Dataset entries
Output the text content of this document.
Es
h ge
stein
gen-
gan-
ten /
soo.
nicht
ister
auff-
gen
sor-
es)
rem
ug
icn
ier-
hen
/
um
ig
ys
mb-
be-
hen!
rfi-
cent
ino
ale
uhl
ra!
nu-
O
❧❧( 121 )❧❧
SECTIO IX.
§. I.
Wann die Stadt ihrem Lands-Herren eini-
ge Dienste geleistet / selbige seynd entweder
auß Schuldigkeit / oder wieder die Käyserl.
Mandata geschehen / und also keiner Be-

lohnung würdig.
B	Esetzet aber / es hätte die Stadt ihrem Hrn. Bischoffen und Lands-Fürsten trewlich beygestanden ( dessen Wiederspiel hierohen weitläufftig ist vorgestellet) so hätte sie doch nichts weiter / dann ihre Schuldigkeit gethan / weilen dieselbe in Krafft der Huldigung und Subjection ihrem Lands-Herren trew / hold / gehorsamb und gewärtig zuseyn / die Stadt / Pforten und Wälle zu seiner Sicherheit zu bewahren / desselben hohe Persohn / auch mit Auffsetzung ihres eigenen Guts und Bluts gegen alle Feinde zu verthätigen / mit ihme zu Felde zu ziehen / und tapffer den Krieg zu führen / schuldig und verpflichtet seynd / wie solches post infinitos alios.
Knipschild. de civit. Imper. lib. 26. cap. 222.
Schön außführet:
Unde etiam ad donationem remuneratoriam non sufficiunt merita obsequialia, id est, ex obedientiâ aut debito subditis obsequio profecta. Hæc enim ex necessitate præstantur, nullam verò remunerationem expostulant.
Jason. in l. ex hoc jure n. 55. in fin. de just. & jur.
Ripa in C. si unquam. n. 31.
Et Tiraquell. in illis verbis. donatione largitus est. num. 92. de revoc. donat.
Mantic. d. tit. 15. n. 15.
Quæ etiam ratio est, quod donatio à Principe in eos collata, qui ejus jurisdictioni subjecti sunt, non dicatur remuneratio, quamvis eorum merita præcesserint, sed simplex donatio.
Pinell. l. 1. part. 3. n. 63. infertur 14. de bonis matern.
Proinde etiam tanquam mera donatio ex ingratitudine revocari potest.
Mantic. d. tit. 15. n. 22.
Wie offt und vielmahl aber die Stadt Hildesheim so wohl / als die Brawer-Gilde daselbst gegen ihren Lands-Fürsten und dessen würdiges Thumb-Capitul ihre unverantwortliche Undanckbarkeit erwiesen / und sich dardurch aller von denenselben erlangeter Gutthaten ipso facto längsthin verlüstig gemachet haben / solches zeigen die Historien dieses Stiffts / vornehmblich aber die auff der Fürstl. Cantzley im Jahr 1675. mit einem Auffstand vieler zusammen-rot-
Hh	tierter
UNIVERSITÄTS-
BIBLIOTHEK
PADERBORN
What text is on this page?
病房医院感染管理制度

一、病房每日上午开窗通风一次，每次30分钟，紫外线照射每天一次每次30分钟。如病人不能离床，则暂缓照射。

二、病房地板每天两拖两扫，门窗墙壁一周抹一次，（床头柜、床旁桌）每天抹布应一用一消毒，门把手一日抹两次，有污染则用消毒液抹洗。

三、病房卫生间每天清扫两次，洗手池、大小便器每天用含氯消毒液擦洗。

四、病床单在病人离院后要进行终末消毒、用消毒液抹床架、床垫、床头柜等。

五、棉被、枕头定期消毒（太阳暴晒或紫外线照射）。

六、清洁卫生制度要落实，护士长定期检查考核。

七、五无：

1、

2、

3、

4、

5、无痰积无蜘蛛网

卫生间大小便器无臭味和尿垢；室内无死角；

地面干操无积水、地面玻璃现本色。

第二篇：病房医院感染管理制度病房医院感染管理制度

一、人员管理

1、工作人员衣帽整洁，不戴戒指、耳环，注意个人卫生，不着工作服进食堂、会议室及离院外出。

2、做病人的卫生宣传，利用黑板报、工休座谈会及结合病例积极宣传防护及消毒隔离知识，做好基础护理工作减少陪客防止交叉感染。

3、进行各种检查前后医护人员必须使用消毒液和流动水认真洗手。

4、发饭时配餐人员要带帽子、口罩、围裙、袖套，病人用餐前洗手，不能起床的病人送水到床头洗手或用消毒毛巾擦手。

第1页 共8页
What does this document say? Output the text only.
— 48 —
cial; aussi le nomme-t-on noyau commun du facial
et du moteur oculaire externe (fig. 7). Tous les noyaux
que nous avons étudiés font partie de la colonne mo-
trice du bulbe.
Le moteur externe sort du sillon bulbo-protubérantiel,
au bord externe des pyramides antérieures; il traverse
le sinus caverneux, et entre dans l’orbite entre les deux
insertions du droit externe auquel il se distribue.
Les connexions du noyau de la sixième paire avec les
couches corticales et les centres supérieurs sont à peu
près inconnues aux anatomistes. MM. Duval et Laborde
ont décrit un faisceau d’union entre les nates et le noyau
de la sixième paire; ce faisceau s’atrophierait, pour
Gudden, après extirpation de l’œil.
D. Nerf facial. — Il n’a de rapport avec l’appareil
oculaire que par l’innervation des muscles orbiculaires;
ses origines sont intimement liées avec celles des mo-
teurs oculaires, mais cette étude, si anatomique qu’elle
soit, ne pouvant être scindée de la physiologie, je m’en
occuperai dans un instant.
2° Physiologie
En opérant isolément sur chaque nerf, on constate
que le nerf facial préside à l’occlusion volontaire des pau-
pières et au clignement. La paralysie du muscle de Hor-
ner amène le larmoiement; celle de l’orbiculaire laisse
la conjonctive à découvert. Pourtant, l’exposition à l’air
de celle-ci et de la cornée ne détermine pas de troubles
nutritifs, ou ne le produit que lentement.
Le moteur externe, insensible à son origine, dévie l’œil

Your task: Set down nothing but the lines from the one with "What does this" through the end of the records, keeping each line exactly as written and including both ends.

Solved problem:
What does this document say? Output the text only.
— 48 —
cial; aussi le nomme-t-on noyau commun du facial
et du moteur oculaire externe (fig. 7). Tous les noyaux
que nous avons étudiés font partie de la colonne mo-
trice du bulbe.
Le moteur externe sort du sillon bulbo-protubérantiel,
au bord externe des pyramides antérieures; il traverse
le sinus caverneux, et entre dans l’orbite entre les deux
insertions du droit externe auquel il se distribue.
Les connexions du noyau de la sixième paire avec les
couches corticales et les centres supérieurs sont à peu
près inconnues aux anatomistes. MM. Duval et Laborde
ont décrit un faisceau d’union entre les nates et le noyau
de la sixième paire; ce faisceau s’atrophierait, pour
Gudden, après extirpation de l’œil.
D. Nerf facial. — Il n’a de rapport avec l’appareil
oculaire que par l’innervation des muscles orbiculaires;
ses origines sont intimement liées avec celles des mo-
teurs oculaires, mais cette étude, si anatomique qu’elle
soit, ne pouvant être scindée de la physiologie, je m’en
occuperai dans un instant.
2° Physiologie
En opérant isolément sur chaque nerf, on constate
que le nerf facial préside à l’occlusion volontaire des pau-
pières et au clignement. La paralysie du muscle de Hor-
ner amène le larmoiement; celle de l’orbiculaire laisse
la conjonctive à découvert. Pourtant, l’exposition à l’air
de celle-ci et de la cornée ne détermine pas de troubles
nutritifs, ou ne le produit que lentement.
Le moteur externe, insensible à son origine, dévie l’œil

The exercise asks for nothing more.